(Records for the exercise):
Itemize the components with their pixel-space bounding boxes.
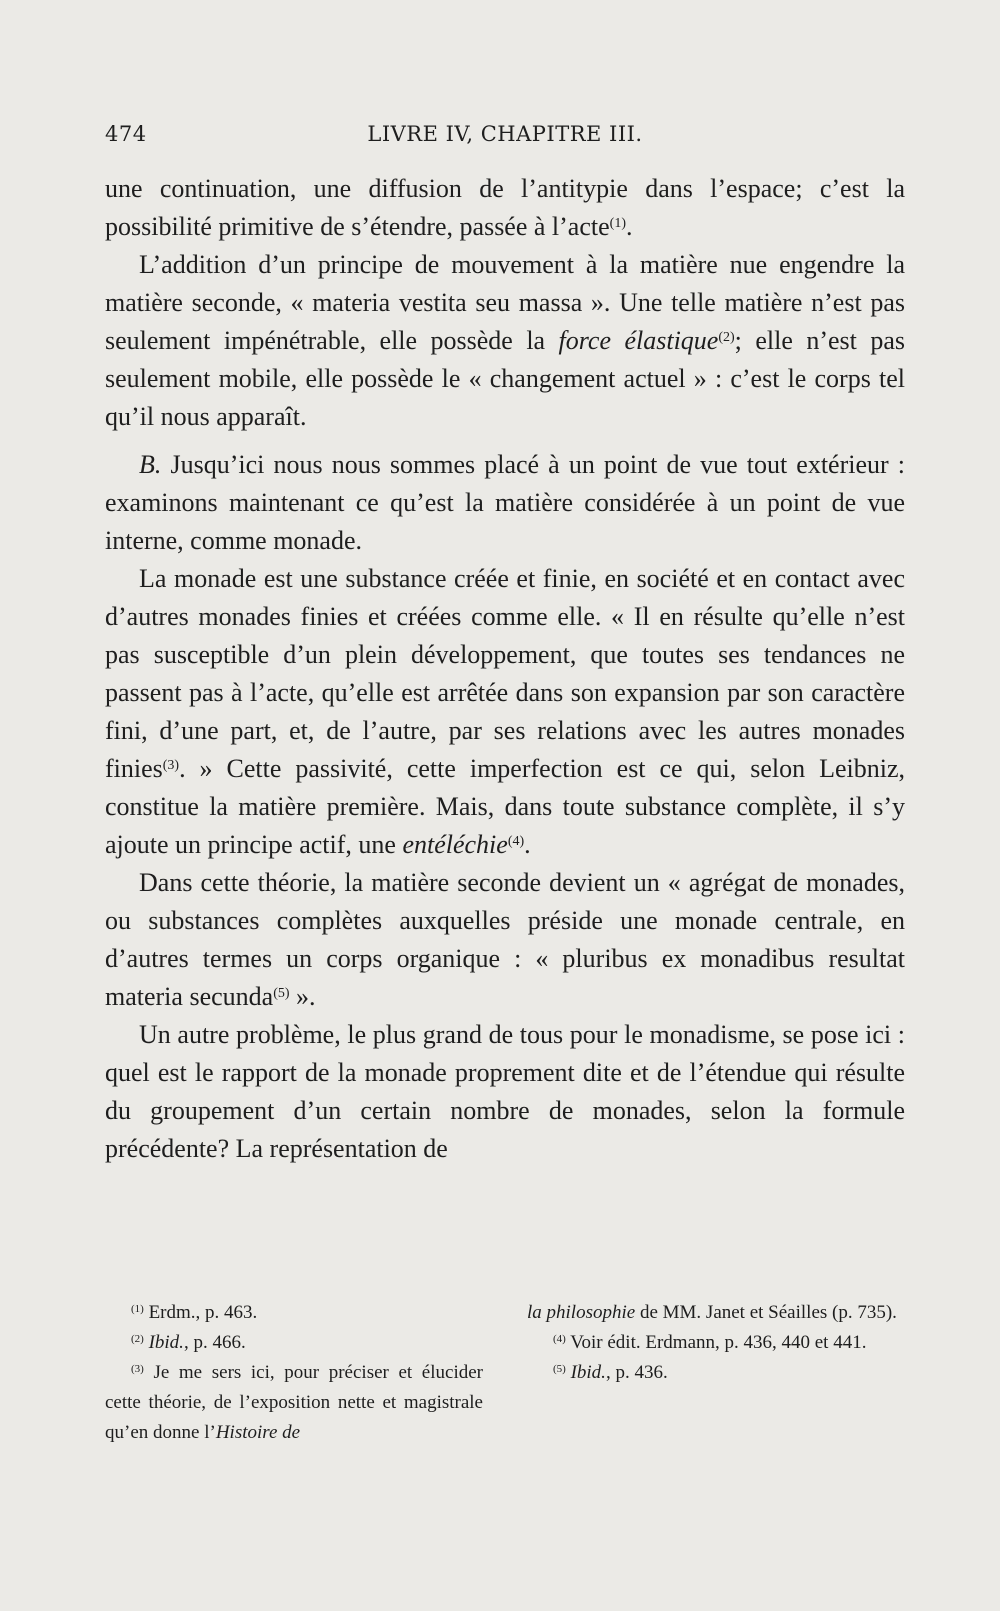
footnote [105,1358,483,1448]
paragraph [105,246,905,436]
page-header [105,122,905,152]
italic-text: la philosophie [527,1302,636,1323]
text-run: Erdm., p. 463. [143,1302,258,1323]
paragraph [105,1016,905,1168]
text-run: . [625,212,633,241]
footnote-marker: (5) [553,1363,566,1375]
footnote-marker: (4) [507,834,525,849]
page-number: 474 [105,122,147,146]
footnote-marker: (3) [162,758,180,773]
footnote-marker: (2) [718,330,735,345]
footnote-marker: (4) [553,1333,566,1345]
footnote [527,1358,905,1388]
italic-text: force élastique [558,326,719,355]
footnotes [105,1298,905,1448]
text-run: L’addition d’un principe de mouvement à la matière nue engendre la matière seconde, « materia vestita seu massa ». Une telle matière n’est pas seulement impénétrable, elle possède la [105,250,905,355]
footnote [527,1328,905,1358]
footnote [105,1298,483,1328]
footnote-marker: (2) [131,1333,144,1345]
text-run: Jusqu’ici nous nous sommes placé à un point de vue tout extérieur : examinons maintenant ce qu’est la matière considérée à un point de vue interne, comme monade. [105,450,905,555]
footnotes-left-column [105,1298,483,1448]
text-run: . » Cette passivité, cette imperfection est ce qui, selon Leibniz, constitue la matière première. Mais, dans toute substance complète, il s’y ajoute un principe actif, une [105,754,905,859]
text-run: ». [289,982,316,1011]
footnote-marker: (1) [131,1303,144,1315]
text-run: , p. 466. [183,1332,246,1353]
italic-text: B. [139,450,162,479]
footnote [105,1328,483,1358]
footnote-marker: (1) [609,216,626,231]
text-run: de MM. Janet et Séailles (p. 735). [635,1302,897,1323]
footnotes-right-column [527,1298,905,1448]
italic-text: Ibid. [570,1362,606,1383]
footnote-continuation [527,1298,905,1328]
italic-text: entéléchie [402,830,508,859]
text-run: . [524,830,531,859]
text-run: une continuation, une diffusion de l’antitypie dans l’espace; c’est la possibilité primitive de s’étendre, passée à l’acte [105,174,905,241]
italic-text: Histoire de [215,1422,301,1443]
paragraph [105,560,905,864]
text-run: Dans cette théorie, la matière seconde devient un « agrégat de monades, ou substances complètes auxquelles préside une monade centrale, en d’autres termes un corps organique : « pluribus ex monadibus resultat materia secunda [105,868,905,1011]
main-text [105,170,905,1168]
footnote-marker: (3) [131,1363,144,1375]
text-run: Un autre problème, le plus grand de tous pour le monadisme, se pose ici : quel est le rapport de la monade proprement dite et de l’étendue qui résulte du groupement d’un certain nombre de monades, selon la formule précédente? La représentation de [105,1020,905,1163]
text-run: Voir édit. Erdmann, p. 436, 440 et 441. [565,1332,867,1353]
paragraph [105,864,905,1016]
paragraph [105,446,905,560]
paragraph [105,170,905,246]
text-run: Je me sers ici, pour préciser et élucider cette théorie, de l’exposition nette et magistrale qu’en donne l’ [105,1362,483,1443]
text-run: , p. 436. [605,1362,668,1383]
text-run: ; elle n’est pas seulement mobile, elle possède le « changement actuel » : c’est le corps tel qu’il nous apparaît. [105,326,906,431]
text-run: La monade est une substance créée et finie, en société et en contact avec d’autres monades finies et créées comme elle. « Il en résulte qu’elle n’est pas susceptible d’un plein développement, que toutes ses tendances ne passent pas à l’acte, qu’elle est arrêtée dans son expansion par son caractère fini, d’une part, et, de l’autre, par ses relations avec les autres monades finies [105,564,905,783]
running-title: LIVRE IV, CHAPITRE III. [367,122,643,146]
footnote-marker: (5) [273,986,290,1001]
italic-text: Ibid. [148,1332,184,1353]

(Aim of the task): Rewrite these lines with every "Leibniz" changed to "Leibnitz", keeping everything else the same and leaving out the picture.

(Output):
Itemize the components with their pixel-space bounding boxes.
footnote [105,1358,483,1448]
paragraph [105,246,905,436]
page-header [105,122,905,152]
italic-text: la philosophie [527,1302,636,1323]
text-run: Erdm., p. 463. [143,1302,258,1323]
paragraph [105,1016,905,1168]
text-run: . [625,212,633,241]
footnote-marker: (5) [553,1363,566,1375]
footnote-marker: (4) [507,834,525,849]
page-number: 474 [105,122,147,146]
footnote-marker: (3) [162,758,180,773]
footnote-marker: (2) [718,330,735,345]
footnote-marker: (4) [553,1333,566,1345]
footnote [527,1358,905,1388]
italic-text: force élastique [558,326,719,355]
footnotes [105,1298,905,1448]
text-run: L’addition d’un principe de mouvement à la matière nue engendre la matière seconde, « materia vestita seu massa ». Une telle matière n’est pas seulement impénétrable, elle possède la [105,250,905,355]
footnote [527,1328,905,1358]
footnote [105,1298,483,1328]
footnote-marker: (2) [131,1333,144,1345]
text-run: Jusqu’ici nous nous sommes placé à un point de vue tout extérieur : examinons maintenant ce qu’est la matière considérée à un point de vue interne, comme monade. [105,450,905,555]
footnotes-left-column [105,1298,483,1448]
text-run: . » Cette passivité, cette imperfection est ce qui, selon Leibnitz, constitue la matière première. Mais, dans toute substance complète, il s’y ajoute un principe actif, une [105,754,905,859]
text-run: ». [289,982,316,1011]
footnote-marker: (1) [131,1303,144,1315]
text-run: , p. 466. [183,1332,246,1353]
italic-text: B. [139,450,162,479]
footnote [105,1328,483,1358]
footnote-marker: (1) [609,216,626,231]
text-run: de MM. Janet et Séailles (p. 735). [635,1302,897,1323]
footnotes-right-column [527,1298,905,1448]
italic-text: Ibid. [570,1362,606,1383]
footnote-continuation [527,1298,905,1328]
italic-text: entéléchie [402,830,508,859]
text-run: . [524,830,531,859]
text-run: une continuation, une diffusion de l’antitypie dans l’espace; c’est la possibilité primitive de s’étendre, passée à l’acte [105,174,905,241]
italic-text: Histoire de [215,1422,301,1443]
paragraph [105,560,905,864]
text-run: Dans cette théorie, la matière seconde devient un « agrégat de monades, ou substances complètes auxquelles préside une monade centrale, en d’autres termes un corps organique : « pluribus ex monadibus resultat materia secunda [105,868,905,1011]
main-text [105,170,905,1168]
footnote-marker: (3) [131,1363,144,1375]
text-run: Un autre problème, le plus grand de tous pour le monadisme, se pose ici : quel est le rapport de la monade proprement dite et de l’étendue qui résulte du groupement d’un certain nombre de monades, selon la formule précédente? La représentation de [105,1020,905,1163]
text-run: Voir édit. Erdmann, p. 436, 440 et 441. [565,1332,867,1353]
paragraph [105,864,905,1016]
paragraph [105,446,905,560]
paragraph [105,170,905,246]
text-run: Je me sers ici, pour préciser et élucider cette théorie, de l’exposition nette et magistrale qu’en donne l’ [105,1362,483,1443]
text-run: , p. 436. [605,1362,668,1383]
text-run: ; elle n’est pas seulement mobile, elle possède le « changement actuel » : c’est le corps tel qu’il nous apparaît. [105,326,906,431]
text-run: La monade est une substance créée et finie, en société et en contact avec d’autres monades finies et créées comme elle. « Il en résulte qu’elle n’est pas susceptible d’un plein développement, que toutes ses tendances ne passent pas à l’acte, qu’elle est arrêtée dans son expansion par son caractère fini, d’une part, et, de l’autre, par ses relations avec les autres monades finies [105,564,905,783]
running-title: LIVRE IV, CHAPITRE III. [367,122,643,146]
footnote-marker: (5) [273,986,290,1001]
italic-text: Ibid. [148,1332,184,1353]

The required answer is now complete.